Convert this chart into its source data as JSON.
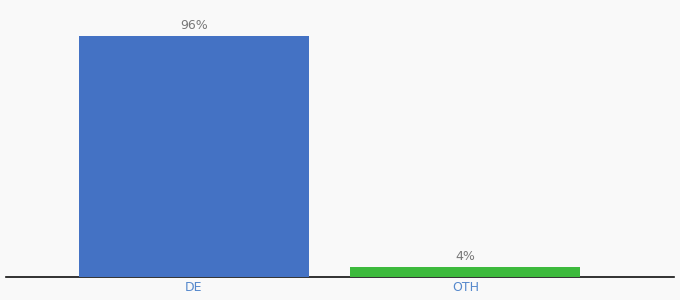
{
  "categories": [
    "DE",
    "OTH"
  ],
  "values": [
    96,
    4
  ],
  "bar_colors": [
    "#4472c4",
    "#3dba3d"
  ],
  "bar_labels": [
    "96%",
    "4%"
  ],
  "ylim": [
    0,
    108
  ],
  "figsize": [
    6.8,
    3.0
  ],
  "dpi": 100,
  "background_color": "#f9f9f9",
  "label_fontsize": 9,
  "tick_fontsize": 9,
  "bar_width": 0.55,
  "x_positions": [
    0.35,
    1.0
  ],
  "xlim": [
    -0.1,
    1.5
  ]
}
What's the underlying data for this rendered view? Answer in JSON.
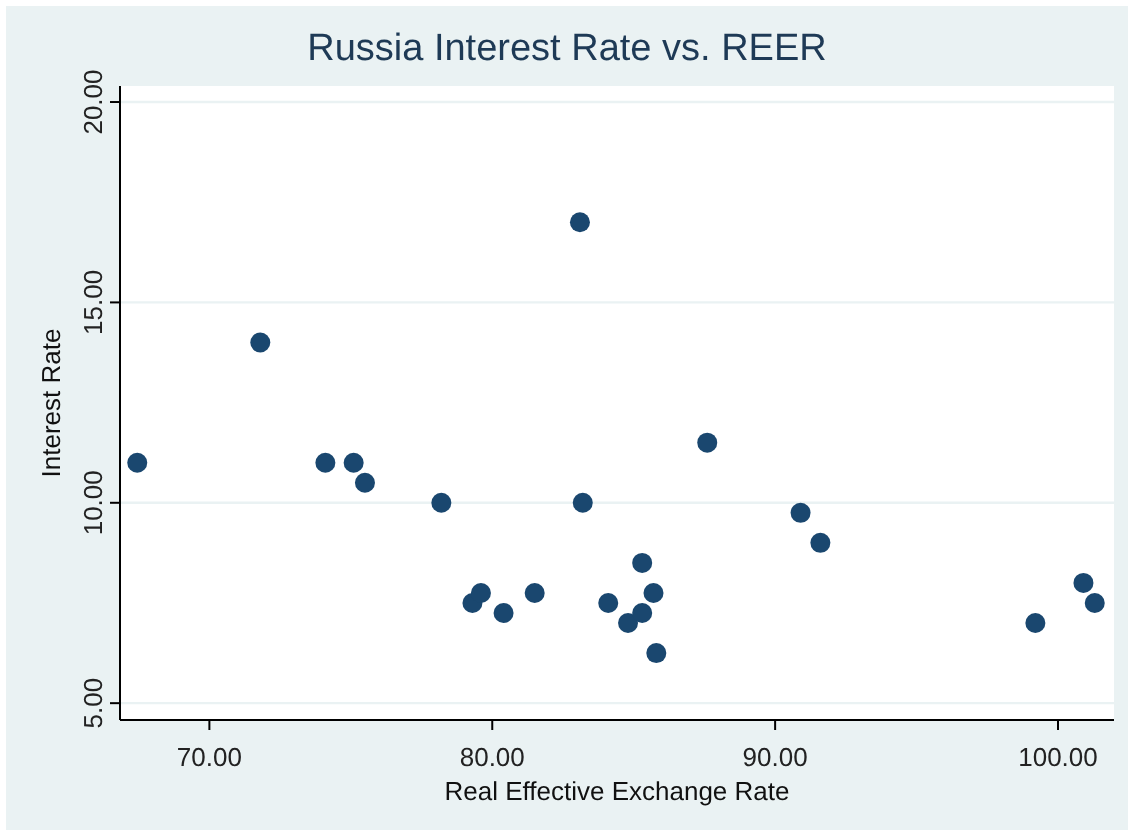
{
  "chart_data": {
    "type": "scatter",
    "title": "Russia  Interest Rate vs. REER",
    "xlabel": "Real Effective Exchange Rate",
    "ylabel": "Interest Rate",
    "x": [
      67.45,
      71.8,
      74.1,
      75.1,
      75.5,
      78.2,
      79.3,
      79.6,
      80.4,
      81.5,
      83.1,
      83.2,
      84.1,
      84.8,
      85.3,
      85.3,
      85.7,
      85.8,
      87.6,
      90.9,
      91.6,
      99.2,
      100.9,
      101.3
    ],
    "series": [
      {
        "color": "#1a476f",
        "values": [
          11.0,
          14.0,
          11.0,
          11.0,
          10.5,
          10.0,
          7.5,
          7.75,
          7.25,
          7.75,
          17.0,
          10.0,
          7.5,
          7.0,
          8.5,
          7.25,
          7.75,
          6.25,
          11.5,
          9.75,
          9.0,
          7.0,
          8.0,
          7.5
        ]
      }
    ],
    "xlim": [
      66.84,
      101.98
    ],
    "ylim": [
      4.58,
      20.4
    ],
    "xticks": [
      {
        "value": 70,
        "label": "70.00"
      },
      {
        "value": 80,
        "label": "80.00"
      },
      {
        "value": 90,
        "label": "90.00"
      },
      {
        "value": 100,
        "label": "100.00"
      }
    ],
    "yticks": [
      {
        "value": 5,
        "label": "5.00"
      },
      {
        "value": 10,
        "label": "10.00"
      },
      {
        "value": 15,
        "label": "15.00"
      },
      {
        "value": 20,
        "label": "20.00"
      }
    ],
    "grid": "y",
    "marker": "circle"
  }
}
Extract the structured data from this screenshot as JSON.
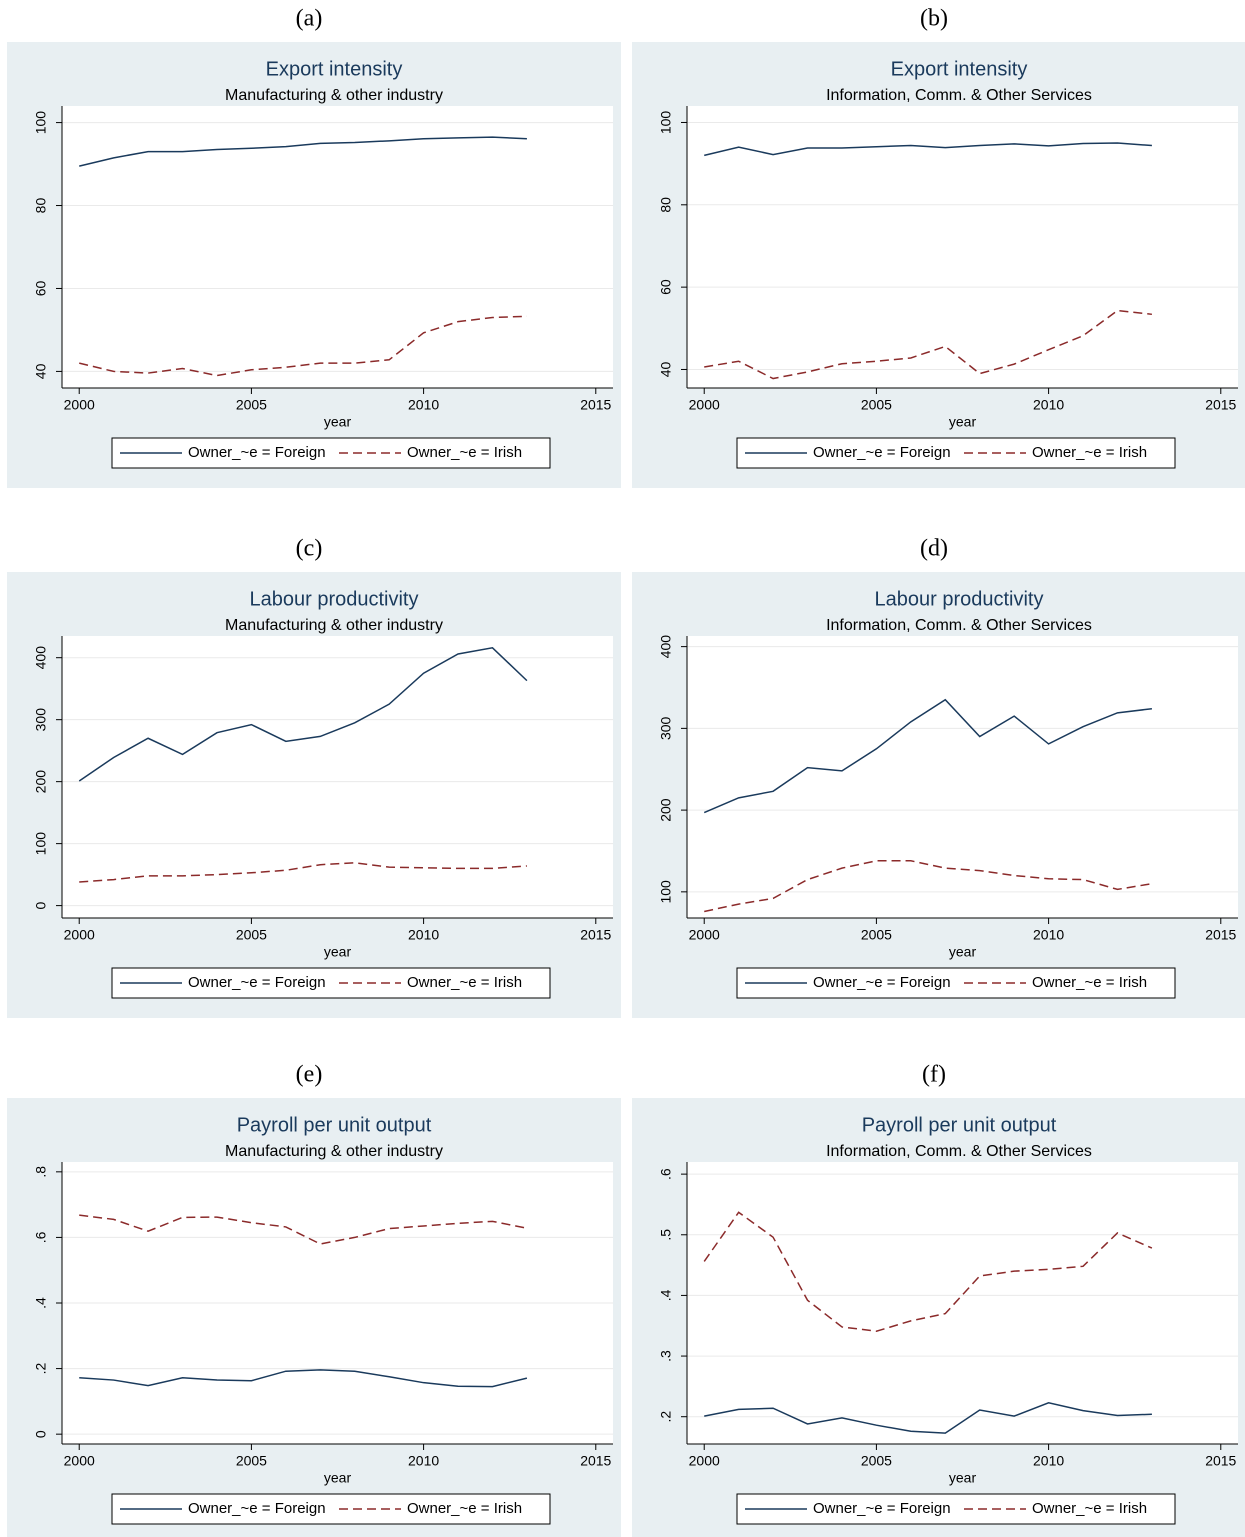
{
  "chart_data": [
    {
      "type": "line",
      "panel_label": "(a)",
      "title": "Export intensity",
      "subtitle": "Manufacturing & other industry",
      "xlabel": "year",
      "x": [
        2000,
        2001,
        2002,
        2003,
        2004,
        2005,
        2006,
        2007,
        2008,
        2009,
        2010,
        2011,
        2012,
        2013
      ],
      "xlim": [
        1999.5,
        2015.5
      ],
      "xticks": [
        2000,
        2005,
        2010,
        2015
      ],
      "ylim": [
        36,
        104
      ],
      "yticks": [
        40,
        60,
        80,
        100
      ],
      "grid": true,
      "series": [
        {
          "name": "Owner_~e = Foreign",
          "color": "#1a3a5c",
          "style": "solid",
          "values": [
            89.5,
            91.5,
            93,
            93,
            93.5,
            93.8,
            94.2,
            95,
            95.2,
            95.6,
            96.1,
            96.3,
            96.5,
            96.1
          ]
        },
        {
          "name": "Owner_~e = Irish",
          "color": "#8b2a2a",
          "style": "dashed",
          "values": [
            42,
            40,
            39.6,
            40.7,
            39,
            40.4,
            41,
            42,
            42,
            42.8,
            49.3,
            52,
            53,
            53.3
          ]
        }
      ]
    },
    {
      "type": "line",
      "panel_label": "(b)",
      "title": "Export intensity",
      "subtitle": "Information, Comm. & Other Services",
      "xlabel": "year",
      "x": [
        2000,
        2001,
        2002,
        2003,
        2004,
        2005,
        2006,
        2007,
        2008,
        2009,
        2010,
        2011,
        2012,
        2013
      ],
      "xlim": [
        1999.5,
        2015.5
      ],
      "xticks": [
        2000,
        2005,
        2010,
        2015
      ],
      "ylim": [
        35.5,
        104
      ],
      "yticks": [
        40,
        60,
        80,
        100
      ],
      "grid": true,
      "series": [
        {
          "name": "Owner_~e = Foreign",
          "color": "#1a3a5c",
          "style": "solid",
          "values": [
            92,
            94,
            92.2,
            93.8,
            93.8,
            94.1,
            94.4,
            93.9,
            94.4,
            94.8,
            94.3,
            94.9,
            95,
            94.4
          ]
        },
        {
          "name": "Owner_~e = Irish",
          "color": "#8b2a2a",
          "style": "dashed",
          "values": [
            40.6,
            42,
            37.8,
            39.4,
            41.4,
            42,
            42.8,
            45.6,
            39,
            41.3,
            44.8,
            48.2,
            54.3,
            53.4
          ]
        }
      ]
    },
    {
      "type": "line",
      "panel_label": "(c)",
      "title": "Labour productivity",
      "subtitle": "Manufacturing & other industry",
      "xlabel": "year",
      "x": [
        2000,
        2001,
        2002,
        2003,
        2004,
        2005,
        2006,
        2007,
        2008,
        2009,
        2010,
        2011,
        2012,
        2013
      ],
      "xlim": [
        1999.5,
        2015.5
      ],
      "xticks": [
        2000,
        2005,
        2010,
        2015
      ],
      "ylim": [
        -20,
        435
      ],
      "yticks": [
        0,
        100,
        200,
        300,
        400
      ],
      "grid": true,
      "series": [
        {
          "name": "Owner_~e = Foreign",
          "color": "#1a3a5c",
          "style": "solid",
          "values": [
            201,
            239,
            270,
            244,
            279,
            292,
            265,
            273,
            295,
            325,
            375,
            406,
            416,
            363
          ]
        },
        {
          "name": "Owner_~e = Irish",
          "color": "#8b2a2a",
          "style": "dashed",
          "values": [
            38,
            42,
            48,
            48,
            50,
            53,
            57,
            66,
            69,
            62,
            61,
            60,
            60,
            64
          ]
        }
      ]
    },
    {
      "type": "line",
      "panel_label": "(d)",
      "title": "Labour productivity",
      "subtitle": "Information, Comm. & Other Services",
      "xlabel": "year",
      "x": [
        2000,
        2001,
        2002,
        2003,
        2004,
        2005,
        2006,
        2007,
        2008,
        2009,
        2010,
        2011,
        2012,
        2013
      ],
      "xlim": [
        1999.5,
        2015.5
      ],
      "xticks": [
        2000,
        2005,
        2010,
        2015
      ],
      "ylim": [
        68,
        413
      ],
      "yticks": [
        100,
        200,
        300,
        400
      ],
      "grid": true,
      "series": [
        {
          "name": "Owner_~e = Foreign",
          "color": "#1a3a5c",
          "style": "solid",
          "values": [
            197,
            215,
            223,
            252,
            248,
            275,
            308,
            335,
            290,
            315,
            281,
            302,
            319,
            324
          ]
        },
        {
          "name": "Owner_~e = Irish",
          "color": "#8b2a2a",
          "style": "dashed",
          "values": [
            76,
            85,
            92,
            115,
            129,
            138,
            138,
            129,
            126,
            120,
            116,
            115,
            103,
            110
          ]
        }
      ]
    },
    {
      "type": "line",
      "panel_label": "(e)",
      "title": "Payroll per unit output",
      "subtitle": "Manufacturing & other industry",
      "xlabel": "year",
      "x": [
        2000,
        2001,
        2002,
        2003,
        2004,
        2005,
        2006,
        2007,
        2008,
        2009,
        2010,
        2011,
        2012,
        2013
      ],
      "xlim": [
        1999.5,
        2015.5
      ],
      "xticks": [
        2000,
        2005,
        2010,
        2015
      ],
      "ylim": [
        -0.03,
        0.83
      ],
      "yticks": [
        0,
        {
          "value": 0.2,
          "label": ".2"
        },
        {
          "value": 0.4,
          "label": ".4"
        },
        {
          "value": 0.6,
          "label": ".6"
        },
        {
          "value": 0.8,
          "label": ".8"
        }
      ],
      "grid": true,
      "series": [
        {
          "name": "Owner_~e = Foreign",
          "color": "#1a3a5c",
          "style": "solid",
          "values": [
            0.172,
            0.165,
            0.148,
            0.172,
            0.165,
            0.163,
            0.192,
            0.196,
            0.192,
            0.175,
            0.157,
            0.146,
            0.145,
            0.171
          ]
        },
        {
          "name": "Owner_~e = Irish",
          "color": "#8b2a2a",
          "style": "dashed",
          "values": [
            0.668,
            0.655,
            0.619,
            0.661,
            0.662,
            0.645,
            0.632,
            0.58,
            0.6,
            0.627,
            0.635,
            0.643,
            0.649,
            0.628
          ]
        }
      ]
    },
    {
      "type": "line",
      "panel_label": "(f)",
      "title": "Payroll per unit output",
      "subtitle": "Information, Comm. & Other Services",
      "xlabel": "year",
      "x": [
        2000,
        2001,
        2002,
        2003,
        2004,
        2005,
        2006,
        2007,
        2008,
        2009,
        2010,
        2011,
        2012,
        2013
      ],
      "xlim": [
        1999.5,
        2015.5
      ],
      "xticks": [
        2000,
        2005,
        2010,
        2015
      ],
      "ylim": [
        0.155,
        0.62
      ],
      "yticks": [
        {
          "value": 0.2,
          "label": ".2"
        },
        {
          "value": 0.3,
          "label": ".3"
        },
        {
          "value": 0.4,
          "label": ".4"
        },
        {
          "value": 0.5,
          "label": ".5"
        },
        {
          "value": 0.6,
          "label": ".6"
        }
      ],
      "grid": true,
      "series": [
        {
          "name": "Owner_~e = Foreign",
          "color": "#1a3a5c",
          "style": "solid",
          "values": [
            0.201,
            0.212,
            0.214,
            0.188,
            0.198,
            0.186,
            0.176,
            0.173,
            0.211,
            0.201,
            0.223,
            0.21,
            0.202,
            0.204
          ]
        },
        {
          "name": "Owner_~e = Irish",
          "color": "#8b2a2a",
          "style": "dashed",
          "values": [
            0.456,
            0.537,
            0.496,
            0.392,
            0.348,
            0.341,
            0.358,
            0.37,
            0.432,
            0.44,
            0.443,
            0.448,
            0.503,
            0.478
          ]
        }
      ]
    }
  ]
}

═══

__Exercise objective__
Gather each line from the listing above that holds "this".

__Completed task__
Convert this chart into its source data as JSON.
What's the underlying data for this rendered view? Answer in JSON.
Extract the structured data from this screenshot as JSON.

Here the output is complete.